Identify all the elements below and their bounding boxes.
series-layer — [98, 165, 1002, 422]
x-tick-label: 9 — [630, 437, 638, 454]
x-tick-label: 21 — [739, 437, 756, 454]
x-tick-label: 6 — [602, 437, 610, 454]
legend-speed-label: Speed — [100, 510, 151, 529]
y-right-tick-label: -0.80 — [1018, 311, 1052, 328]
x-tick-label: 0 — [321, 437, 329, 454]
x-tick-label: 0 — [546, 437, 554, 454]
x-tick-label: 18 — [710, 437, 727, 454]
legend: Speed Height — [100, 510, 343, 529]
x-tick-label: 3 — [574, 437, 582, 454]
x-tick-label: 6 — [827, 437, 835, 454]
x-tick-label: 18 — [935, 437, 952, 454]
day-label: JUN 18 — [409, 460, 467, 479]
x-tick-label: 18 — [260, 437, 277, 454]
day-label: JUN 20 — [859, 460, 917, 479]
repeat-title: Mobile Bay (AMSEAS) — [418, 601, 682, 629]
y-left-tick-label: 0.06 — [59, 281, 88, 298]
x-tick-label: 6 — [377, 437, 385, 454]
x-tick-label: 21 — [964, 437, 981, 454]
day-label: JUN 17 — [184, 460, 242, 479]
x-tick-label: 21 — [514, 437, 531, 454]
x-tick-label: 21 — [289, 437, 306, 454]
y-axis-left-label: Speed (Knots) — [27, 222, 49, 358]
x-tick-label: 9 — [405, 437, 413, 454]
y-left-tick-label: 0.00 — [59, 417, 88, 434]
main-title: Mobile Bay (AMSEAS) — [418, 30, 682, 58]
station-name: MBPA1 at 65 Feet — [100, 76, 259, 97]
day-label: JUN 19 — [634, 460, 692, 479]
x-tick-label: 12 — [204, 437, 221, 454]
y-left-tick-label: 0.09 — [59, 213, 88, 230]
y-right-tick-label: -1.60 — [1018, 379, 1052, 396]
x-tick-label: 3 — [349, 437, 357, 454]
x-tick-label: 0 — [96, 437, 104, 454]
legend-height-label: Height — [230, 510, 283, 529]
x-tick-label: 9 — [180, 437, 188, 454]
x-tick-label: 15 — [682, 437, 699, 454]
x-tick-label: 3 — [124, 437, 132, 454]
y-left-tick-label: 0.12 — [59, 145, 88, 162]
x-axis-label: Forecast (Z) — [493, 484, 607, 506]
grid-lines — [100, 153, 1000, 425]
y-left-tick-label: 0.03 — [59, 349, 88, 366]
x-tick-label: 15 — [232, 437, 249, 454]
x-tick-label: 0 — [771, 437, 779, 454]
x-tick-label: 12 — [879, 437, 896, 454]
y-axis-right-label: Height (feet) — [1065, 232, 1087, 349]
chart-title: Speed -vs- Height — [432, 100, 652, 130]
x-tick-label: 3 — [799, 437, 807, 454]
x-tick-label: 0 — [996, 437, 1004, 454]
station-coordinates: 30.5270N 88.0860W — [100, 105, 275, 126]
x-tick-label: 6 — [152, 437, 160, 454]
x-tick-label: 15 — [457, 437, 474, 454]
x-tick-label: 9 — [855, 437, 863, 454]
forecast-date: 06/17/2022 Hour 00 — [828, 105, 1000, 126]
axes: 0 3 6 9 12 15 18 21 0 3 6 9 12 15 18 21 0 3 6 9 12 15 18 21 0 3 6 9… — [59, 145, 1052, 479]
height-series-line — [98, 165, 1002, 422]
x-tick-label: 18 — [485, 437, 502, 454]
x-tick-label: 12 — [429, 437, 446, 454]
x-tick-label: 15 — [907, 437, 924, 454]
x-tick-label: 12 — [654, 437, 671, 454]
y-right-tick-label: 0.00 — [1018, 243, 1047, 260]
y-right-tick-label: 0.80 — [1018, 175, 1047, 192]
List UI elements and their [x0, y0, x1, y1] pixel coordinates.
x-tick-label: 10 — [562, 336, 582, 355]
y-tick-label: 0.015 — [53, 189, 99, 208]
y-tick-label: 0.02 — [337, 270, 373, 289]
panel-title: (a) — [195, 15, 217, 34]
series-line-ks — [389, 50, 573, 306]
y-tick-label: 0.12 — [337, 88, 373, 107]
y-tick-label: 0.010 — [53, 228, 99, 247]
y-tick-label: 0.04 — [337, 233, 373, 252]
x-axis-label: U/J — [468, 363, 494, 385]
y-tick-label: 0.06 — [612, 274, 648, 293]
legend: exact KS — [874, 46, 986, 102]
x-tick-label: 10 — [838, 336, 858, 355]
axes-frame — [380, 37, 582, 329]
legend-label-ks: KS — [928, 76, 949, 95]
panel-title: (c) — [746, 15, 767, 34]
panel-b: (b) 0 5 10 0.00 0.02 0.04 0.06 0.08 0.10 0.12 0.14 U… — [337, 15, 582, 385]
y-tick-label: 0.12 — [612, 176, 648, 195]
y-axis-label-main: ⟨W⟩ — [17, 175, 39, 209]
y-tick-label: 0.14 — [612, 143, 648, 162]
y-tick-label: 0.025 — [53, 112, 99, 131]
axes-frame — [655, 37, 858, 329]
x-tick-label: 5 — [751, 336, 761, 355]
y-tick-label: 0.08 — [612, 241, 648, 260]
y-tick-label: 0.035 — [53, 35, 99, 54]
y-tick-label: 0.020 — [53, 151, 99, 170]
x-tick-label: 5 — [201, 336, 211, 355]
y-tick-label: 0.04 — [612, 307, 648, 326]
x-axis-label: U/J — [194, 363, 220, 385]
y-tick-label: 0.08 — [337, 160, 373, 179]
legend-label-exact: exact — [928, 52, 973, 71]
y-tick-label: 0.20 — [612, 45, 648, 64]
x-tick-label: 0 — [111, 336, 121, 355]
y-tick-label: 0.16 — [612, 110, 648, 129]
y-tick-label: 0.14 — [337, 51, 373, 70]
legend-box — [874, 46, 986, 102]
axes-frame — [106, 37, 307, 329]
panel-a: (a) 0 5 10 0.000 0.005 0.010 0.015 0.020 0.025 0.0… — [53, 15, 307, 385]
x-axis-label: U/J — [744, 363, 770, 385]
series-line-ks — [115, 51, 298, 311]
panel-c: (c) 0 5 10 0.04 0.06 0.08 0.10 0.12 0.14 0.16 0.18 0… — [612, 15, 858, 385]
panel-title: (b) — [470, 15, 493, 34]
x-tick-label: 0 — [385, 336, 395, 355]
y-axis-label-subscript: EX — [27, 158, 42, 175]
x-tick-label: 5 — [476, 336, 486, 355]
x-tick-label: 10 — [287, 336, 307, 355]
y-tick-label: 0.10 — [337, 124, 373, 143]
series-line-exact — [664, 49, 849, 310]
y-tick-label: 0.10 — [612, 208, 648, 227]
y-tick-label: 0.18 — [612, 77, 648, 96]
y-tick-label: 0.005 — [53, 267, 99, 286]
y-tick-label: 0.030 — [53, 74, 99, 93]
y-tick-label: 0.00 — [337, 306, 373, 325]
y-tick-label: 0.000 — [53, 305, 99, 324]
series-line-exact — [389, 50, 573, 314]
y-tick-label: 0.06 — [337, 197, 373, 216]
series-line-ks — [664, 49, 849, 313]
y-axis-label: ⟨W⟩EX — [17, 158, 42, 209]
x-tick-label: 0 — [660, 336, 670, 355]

::::

Which lines above contain the string "axis" with its case matched exactly? Pull out each such line in full.

*Task result*.
y-axis-left-label: Speed (Knots) — [27, 222, 49, 358]
x-axis-label: Forecast (Z) — [493, 484, 607, 506]
y-axis-right-label: Height (feet) — [1065, 232, 1087, 349]
x-axis-label: U/J — [468, 363, 494, 385]
y-axis-label-main: ⟨W⟩ — [17, 175, 39, 209]
x-axis-label: U/J — [194, 363, 220, 385]
x-axis-label: U/J — [744, 363, 770, 385]
y-axis-label-subscript: EX — [27, 158, 42, 175]
y-axis-label: ⟨W⟩EX — [17, 158, 42, 209]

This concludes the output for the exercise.